What is needed ▸
Without omitting anything, retype the data that follows.

Exercise input ▸
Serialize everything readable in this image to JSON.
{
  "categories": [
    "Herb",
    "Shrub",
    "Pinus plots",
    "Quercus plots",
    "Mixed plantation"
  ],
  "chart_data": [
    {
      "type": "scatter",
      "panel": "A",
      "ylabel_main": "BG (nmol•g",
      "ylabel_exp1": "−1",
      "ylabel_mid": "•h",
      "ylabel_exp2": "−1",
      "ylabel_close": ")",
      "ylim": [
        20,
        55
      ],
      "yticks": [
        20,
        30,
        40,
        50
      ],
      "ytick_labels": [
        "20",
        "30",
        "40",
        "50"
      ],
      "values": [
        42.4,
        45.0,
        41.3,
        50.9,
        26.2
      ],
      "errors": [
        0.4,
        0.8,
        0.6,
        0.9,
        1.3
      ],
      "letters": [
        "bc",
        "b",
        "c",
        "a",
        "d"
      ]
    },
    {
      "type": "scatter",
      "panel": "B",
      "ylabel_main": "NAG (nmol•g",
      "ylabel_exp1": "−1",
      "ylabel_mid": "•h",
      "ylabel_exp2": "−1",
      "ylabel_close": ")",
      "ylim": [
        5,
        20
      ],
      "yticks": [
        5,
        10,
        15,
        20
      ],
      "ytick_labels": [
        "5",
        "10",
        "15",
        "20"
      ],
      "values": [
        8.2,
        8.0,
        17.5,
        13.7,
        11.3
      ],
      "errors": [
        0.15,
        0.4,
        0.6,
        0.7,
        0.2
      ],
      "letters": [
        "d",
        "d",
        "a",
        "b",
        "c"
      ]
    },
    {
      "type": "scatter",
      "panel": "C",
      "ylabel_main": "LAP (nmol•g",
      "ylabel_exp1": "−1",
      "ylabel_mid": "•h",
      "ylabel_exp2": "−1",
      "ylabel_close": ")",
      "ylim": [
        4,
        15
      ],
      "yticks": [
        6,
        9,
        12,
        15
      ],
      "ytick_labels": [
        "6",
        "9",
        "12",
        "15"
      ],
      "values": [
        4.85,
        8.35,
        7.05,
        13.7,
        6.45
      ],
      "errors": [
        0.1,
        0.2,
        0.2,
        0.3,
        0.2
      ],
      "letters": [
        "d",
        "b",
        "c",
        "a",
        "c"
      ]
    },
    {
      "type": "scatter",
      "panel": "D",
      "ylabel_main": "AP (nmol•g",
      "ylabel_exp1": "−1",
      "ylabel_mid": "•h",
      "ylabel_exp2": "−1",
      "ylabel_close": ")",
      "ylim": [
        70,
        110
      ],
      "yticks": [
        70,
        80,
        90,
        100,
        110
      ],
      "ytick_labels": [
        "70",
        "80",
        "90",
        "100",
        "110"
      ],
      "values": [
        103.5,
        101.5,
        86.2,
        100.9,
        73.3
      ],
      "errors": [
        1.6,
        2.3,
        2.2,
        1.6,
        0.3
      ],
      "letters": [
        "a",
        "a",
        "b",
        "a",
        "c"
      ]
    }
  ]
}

Response to this task ▸
Serialize everything readable in this image to JSON.
{
  "categories": [
    "Herb",
    "Shrub",
    "Pinus plots",
    "Quercus plots",
    "Mixed plantation"
  ],
  "chart_data": [
    {
      "type": "scatter",
      "panel": "A",
      "ylabel_main": "BG (nmol•g",
      "ylabel_exp1": "−1",
      "ylabel_mid": "•h",
      "ylabel_exp2": "−1",
      "ylabel_close": ")",
      "ylim": [
        20,
        55
      ],
      "yticks": [
        20,
        30,
        40,
        50
      ],
      "ytick_labels": [
        "20",
        "30",
        "40",
        "50"
      ],
      "values": [
        42.4,
        45.0,
        41.3,
        50.9,
        26.2
      ],
      "errors": [
        0.4,
        0.8,
        0.6,
        0.9,
        1.3
      ],
      "letters": [
        "bc",
        "b",
        "c",
        "a",
        "d"
      ]
    },
    {
      "type": "scatter",
      "panel": "B",
      "ylabel_main": "NAG (nmol•g",
      "ylabel_exp1": "−1",
      "ylabel_mid": "•h",
      "ylabel_exp2": "−1",
      "ylabel_close": ")",
      "ylim": [
        5,
        20
      ],
      "yticks": [
        5,
        10,
        15,
        20
      ],
      "ytick_labels": [
        "5",
        "10",
        "15",
        "20"
      ],
      "values": [
        8.2,
        8.0,
        17.5,
        13.7,
        11.3
      ],
      "errors": [
        0.15,
        0.4,
        0.6,
        0.7,
        0.2
      ],
      "letters": [
        "d",
        "d",
        "a",
        "b",
        "c"
      ]
    },
    {
      "type": "scatter",
      "panel": "C",
      "ylabel_main": "LAP (nmol•g",
      "ylabel_exp1": "−1",
      "ylabel_mid": "•h",
      "ylabel_exp2": "−1",
      "ylabel_close": ")",
      "ylim": [
        4,
        15
      ],
      "yticks": [
        6,
        9,
        12,
        15
      ],
      "ytick_labels": [
        "6",
        "9",
        "12",
        "15"
      ],
      "values": [
        4.85,
        8.35,
        7.05,
        13.7,
        6.45
      ],
      "errors": [
        0.1,
        0.2,
        0.2,
        0.3,
        0.2
      ],
      "letters": [
        "d",
        "b",
        "c",
        "a",
        "c"
      ]
    },
    {
      "type": "scatter",
      "panel": "D",
      "ylabel_main": "AP (nmol•g",
      "ylabel_exp1": "−1",
      "ylabel_mid": "•h",
      "ylabel_exp2": "−1",
      "ylabel_close": ")",
      "ylim": [
        70,
        110
      ],
      "yticks": [
        70,
        80,
        90,
        100,
        110
      ],
      "ytick_labels": [
        "70",
        "80",
        "90",
        "100",
        "110"
      ],
      "values": [
        103.5,
        101.5,
        86.2,
        100.9,
        73.3
      ],
      "errors": [
        1.6,
        2.3,
        2.2,
        1.6,
        0.3
      ],
      "letters": [
        "a",
        "a",
        "b",
        "a",
        "c"
      ]
    }
  ]
}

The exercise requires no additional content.